» **Provided data**:
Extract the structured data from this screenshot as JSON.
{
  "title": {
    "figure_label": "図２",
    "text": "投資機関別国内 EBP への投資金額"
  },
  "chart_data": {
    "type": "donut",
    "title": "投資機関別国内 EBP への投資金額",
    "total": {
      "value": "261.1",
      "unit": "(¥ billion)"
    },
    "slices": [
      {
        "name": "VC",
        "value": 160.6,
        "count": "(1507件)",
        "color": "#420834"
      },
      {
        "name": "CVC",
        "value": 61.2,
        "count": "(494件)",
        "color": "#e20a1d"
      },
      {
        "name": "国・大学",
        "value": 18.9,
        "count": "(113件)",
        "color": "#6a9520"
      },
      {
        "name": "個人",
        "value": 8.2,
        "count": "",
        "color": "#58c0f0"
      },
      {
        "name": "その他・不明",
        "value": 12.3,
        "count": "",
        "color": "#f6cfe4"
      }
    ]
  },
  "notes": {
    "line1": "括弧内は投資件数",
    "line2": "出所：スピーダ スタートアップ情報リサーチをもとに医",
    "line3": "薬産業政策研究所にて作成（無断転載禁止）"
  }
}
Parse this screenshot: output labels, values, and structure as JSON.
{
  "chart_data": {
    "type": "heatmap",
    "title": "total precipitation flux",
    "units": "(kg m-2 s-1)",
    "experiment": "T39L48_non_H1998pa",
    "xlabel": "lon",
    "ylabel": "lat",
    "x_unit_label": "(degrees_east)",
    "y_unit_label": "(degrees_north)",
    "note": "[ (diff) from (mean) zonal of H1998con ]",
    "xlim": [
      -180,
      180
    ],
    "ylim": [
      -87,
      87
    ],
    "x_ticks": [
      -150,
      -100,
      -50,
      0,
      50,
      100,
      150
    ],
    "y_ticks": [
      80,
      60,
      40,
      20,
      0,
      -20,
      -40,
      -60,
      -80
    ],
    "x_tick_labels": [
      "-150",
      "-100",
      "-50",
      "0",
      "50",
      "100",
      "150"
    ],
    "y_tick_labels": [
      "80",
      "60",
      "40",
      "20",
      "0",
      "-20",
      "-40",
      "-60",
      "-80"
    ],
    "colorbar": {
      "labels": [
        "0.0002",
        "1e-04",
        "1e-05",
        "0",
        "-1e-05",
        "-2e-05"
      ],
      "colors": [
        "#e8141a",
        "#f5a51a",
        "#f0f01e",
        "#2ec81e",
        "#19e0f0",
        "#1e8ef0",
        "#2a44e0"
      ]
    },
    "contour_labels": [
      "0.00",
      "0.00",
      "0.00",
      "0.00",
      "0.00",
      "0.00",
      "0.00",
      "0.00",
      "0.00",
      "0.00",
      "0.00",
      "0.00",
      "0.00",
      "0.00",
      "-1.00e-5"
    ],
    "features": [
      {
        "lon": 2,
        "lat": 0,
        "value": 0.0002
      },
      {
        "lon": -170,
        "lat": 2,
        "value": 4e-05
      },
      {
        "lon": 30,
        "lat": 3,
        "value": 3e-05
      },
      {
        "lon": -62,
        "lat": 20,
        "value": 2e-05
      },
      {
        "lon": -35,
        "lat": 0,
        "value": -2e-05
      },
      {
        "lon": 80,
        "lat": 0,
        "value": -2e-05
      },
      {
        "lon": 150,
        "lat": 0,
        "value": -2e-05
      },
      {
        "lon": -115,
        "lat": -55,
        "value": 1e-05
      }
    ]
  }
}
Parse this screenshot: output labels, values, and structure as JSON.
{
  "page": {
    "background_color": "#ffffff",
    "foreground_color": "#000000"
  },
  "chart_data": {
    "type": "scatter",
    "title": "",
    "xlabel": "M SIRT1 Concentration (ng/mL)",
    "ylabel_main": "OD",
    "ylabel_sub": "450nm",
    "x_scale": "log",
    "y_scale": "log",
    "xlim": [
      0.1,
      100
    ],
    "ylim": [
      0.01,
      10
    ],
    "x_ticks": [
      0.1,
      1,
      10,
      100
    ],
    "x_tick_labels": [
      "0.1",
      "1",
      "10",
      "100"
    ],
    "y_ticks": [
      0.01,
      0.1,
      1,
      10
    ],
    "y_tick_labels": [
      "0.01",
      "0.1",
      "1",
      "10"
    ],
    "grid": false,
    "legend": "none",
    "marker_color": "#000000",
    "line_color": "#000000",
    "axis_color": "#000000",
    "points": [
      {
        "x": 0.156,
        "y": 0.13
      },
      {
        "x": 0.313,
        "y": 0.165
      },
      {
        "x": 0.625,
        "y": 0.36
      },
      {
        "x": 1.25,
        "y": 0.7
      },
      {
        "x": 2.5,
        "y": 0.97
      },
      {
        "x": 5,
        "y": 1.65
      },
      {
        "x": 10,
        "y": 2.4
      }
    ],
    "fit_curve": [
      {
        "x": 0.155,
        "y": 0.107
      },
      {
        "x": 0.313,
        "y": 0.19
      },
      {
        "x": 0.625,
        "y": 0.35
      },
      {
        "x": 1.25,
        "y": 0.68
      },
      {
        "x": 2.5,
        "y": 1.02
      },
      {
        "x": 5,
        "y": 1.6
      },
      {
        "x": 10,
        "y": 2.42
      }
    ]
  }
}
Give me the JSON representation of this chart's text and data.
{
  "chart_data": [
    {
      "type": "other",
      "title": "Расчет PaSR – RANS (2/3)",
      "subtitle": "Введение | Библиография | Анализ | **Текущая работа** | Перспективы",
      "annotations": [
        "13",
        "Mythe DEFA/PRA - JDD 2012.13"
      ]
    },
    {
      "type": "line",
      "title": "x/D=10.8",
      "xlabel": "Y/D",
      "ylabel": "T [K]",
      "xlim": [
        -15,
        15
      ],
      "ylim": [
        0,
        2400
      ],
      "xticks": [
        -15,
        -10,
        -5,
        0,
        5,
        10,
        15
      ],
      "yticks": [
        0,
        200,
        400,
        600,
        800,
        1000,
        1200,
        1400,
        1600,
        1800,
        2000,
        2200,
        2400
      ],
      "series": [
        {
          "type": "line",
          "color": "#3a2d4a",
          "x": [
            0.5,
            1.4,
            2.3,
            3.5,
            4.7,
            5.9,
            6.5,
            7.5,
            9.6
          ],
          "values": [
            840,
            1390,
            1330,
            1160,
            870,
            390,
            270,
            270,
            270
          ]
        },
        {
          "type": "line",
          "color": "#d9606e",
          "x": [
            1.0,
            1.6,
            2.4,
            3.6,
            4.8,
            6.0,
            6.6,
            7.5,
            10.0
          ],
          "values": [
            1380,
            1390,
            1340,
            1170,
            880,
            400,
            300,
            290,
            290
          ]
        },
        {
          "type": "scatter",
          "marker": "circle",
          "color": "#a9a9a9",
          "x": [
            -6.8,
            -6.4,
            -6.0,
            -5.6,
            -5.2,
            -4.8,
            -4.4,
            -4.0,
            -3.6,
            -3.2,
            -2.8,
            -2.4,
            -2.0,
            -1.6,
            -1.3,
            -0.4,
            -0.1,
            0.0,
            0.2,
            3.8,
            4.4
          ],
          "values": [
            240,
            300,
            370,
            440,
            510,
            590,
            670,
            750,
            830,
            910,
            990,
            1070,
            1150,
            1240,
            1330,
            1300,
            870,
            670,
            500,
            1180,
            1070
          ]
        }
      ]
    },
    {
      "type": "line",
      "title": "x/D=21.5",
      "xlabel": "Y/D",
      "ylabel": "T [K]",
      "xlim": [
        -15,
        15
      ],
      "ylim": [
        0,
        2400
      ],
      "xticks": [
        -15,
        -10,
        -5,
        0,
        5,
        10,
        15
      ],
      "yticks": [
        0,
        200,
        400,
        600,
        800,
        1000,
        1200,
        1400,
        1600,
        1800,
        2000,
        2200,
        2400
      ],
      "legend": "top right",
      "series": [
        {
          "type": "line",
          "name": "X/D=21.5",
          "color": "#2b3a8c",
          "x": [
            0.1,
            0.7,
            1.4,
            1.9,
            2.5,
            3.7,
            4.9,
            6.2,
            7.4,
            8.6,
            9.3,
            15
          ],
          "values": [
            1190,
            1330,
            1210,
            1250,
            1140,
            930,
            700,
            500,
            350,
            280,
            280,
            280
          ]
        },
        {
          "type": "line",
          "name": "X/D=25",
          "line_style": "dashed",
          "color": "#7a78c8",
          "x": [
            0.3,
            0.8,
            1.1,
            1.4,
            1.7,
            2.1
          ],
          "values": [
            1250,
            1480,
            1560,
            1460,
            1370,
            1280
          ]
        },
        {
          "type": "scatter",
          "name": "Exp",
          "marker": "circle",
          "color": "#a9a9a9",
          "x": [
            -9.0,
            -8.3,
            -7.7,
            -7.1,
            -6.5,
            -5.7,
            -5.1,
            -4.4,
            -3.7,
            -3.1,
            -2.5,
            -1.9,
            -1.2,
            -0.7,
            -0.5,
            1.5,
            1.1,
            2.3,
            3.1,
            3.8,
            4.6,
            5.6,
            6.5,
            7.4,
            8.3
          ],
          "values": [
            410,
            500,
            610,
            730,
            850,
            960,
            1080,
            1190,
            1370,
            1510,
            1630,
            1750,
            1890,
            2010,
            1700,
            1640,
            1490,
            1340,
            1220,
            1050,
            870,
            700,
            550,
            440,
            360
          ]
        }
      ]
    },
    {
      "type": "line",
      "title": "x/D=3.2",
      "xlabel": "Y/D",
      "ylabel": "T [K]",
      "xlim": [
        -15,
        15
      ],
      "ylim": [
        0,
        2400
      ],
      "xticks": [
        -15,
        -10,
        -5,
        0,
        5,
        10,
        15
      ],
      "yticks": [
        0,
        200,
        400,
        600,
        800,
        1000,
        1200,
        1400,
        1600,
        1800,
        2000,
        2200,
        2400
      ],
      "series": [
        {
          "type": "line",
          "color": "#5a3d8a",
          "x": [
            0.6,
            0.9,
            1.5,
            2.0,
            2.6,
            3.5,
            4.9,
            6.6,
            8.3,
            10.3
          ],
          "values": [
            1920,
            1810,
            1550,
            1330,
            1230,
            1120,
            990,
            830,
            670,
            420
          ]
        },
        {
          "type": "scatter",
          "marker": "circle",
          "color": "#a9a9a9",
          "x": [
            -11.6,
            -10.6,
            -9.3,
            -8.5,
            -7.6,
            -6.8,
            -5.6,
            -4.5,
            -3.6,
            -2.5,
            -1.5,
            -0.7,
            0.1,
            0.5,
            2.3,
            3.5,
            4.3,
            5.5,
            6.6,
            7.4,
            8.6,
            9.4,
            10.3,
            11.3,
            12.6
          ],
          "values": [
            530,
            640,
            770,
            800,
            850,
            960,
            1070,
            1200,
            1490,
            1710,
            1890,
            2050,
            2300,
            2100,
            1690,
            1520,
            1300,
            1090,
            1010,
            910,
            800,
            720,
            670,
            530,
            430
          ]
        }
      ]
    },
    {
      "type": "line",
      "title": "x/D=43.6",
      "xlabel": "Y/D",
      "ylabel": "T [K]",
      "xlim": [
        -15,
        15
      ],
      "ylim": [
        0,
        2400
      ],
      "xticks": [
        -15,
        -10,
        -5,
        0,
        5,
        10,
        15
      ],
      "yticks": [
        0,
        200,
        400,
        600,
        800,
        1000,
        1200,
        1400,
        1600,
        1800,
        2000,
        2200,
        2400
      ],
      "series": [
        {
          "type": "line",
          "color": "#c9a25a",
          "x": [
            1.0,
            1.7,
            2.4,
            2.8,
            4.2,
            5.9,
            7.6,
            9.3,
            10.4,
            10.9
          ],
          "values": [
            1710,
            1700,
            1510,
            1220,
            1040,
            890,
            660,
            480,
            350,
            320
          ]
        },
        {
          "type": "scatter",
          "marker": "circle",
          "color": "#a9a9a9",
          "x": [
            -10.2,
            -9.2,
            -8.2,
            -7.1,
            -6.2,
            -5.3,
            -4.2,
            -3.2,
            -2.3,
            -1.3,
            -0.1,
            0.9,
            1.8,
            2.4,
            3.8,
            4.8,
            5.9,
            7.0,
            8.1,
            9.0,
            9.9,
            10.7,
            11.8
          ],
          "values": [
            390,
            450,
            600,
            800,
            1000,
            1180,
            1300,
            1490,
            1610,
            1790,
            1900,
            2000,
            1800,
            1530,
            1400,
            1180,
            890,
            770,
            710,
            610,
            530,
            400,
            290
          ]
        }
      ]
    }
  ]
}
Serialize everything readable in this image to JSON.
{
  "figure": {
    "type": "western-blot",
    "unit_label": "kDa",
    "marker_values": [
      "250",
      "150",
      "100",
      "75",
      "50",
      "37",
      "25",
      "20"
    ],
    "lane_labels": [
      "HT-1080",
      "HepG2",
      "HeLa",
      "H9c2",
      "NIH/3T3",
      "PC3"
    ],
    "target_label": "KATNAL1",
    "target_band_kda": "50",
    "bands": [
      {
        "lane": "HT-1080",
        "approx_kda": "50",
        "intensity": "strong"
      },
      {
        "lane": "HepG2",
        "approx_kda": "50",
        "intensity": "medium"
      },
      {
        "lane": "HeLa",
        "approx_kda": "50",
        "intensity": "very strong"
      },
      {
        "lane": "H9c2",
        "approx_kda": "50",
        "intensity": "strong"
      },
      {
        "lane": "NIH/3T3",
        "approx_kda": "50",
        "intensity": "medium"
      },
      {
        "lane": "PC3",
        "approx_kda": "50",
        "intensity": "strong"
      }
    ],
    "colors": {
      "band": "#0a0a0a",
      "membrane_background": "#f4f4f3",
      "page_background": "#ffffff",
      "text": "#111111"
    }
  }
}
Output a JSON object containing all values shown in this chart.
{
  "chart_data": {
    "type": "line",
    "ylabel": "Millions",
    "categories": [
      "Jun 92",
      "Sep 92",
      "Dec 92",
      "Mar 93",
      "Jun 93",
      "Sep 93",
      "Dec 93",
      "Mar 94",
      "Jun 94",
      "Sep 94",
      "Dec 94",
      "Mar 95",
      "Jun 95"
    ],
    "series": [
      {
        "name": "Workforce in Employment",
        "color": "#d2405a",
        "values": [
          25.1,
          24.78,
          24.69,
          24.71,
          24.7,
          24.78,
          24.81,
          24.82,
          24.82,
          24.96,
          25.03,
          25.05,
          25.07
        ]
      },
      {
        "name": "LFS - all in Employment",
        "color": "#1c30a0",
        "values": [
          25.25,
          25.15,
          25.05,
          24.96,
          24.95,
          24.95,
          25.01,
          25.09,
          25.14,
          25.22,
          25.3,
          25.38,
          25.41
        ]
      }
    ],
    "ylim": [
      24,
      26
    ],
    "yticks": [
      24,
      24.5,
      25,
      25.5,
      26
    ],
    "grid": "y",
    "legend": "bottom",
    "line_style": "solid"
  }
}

» **Instruction**: Give the number of lines that carry the word "count", with nothing added.

» **Expected output**: 5